----- GIVEN DATA -----

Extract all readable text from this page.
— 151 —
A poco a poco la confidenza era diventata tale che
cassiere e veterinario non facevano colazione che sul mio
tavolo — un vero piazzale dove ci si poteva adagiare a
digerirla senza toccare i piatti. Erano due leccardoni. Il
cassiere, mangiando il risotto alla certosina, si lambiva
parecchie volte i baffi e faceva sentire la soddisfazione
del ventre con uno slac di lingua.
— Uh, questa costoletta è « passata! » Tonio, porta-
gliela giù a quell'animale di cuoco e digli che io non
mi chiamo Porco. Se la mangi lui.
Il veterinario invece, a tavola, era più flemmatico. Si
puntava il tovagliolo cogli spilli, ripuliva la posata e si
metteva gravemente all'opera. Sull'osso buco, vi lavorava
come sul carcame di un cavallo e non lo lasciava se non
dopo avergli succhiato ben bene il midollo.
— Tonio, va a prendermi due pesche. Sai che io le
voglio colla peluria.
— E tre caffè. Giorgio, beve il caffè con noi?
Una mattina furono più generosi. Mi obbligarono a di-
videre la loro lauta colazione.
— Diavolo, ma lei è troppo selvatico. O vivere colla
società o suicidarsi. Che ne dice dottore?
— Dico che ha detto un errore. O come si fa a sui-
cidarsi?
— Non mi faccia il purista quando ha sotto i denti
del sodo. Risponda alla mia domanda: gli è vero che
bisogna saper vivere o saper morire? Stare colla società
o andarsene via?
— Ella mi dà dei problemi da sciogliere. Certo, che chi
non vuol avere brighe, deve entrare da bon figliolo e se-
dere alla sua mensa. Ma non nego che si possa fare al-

-----

All of the entries must be written out exactly as they stand.

## WRITTEN ANSWER
Extract all readable text from this page.
— 151 —
A poco a poco la confidenza era diventata tale che
cassiere e veterinario non facevano colazione che sul mio
tavolo — un vero piazzale dove ci si poteva adagiare a
digerirla senza toccare i piatti. Erano due leccardoni. Il
cassiere, mangiando il risotto alla certosina, si lambiva
parecchie volte i baffi e faceva sentire la soddisfazione
del ventre con uno slac di lingua.
— Uh, questa costoletta è « passata! » Tonio, porta-
gliela giù a quell'animale di cuoco e digli che io non
mi chiamo Porco. Se la mangi lui.
Il veterinario invece, a tavola, era più flemmatico. Si
puntava il tovagliolo cogli spilli, ripuliva la posata e si
metteva gravemente all'opera. Sull'osso buco, vi lavorava
come sul carcame di un cavallo e non lo lasciava se non
dopo avergli succhiato ben bene il midollo.
— Tonio, va a prendermi due pesche. Sai che io le
voglio colla peluria.
— E tre caffè. Giorgio, beve il caffè con noi?
Una mattina furono più generosi. Mi obbligarono a di-
videre la loro lauta colazione.
— Diavolo, ma lei è troppo selvatico. O vivere colla
società o suicidarsi. Che ne dice dottore?
— Dico che ha detto un errore. O come si fa a sui-
cidarsi?
— Non mi faccia il purista quando ha sotto i denti
del sodo. Risponda alla mia domanda: gli è vero che
bisogna saper vivere o saper morire? Stare colla società
o andarsene via?
— Ella mi dà dei problemi da sciogliere. Certo, che chi
non vuol avere brighe, deve entrare da bon figliolo e se-
dere alla sua mensa. Ma non nego che si possa fare al-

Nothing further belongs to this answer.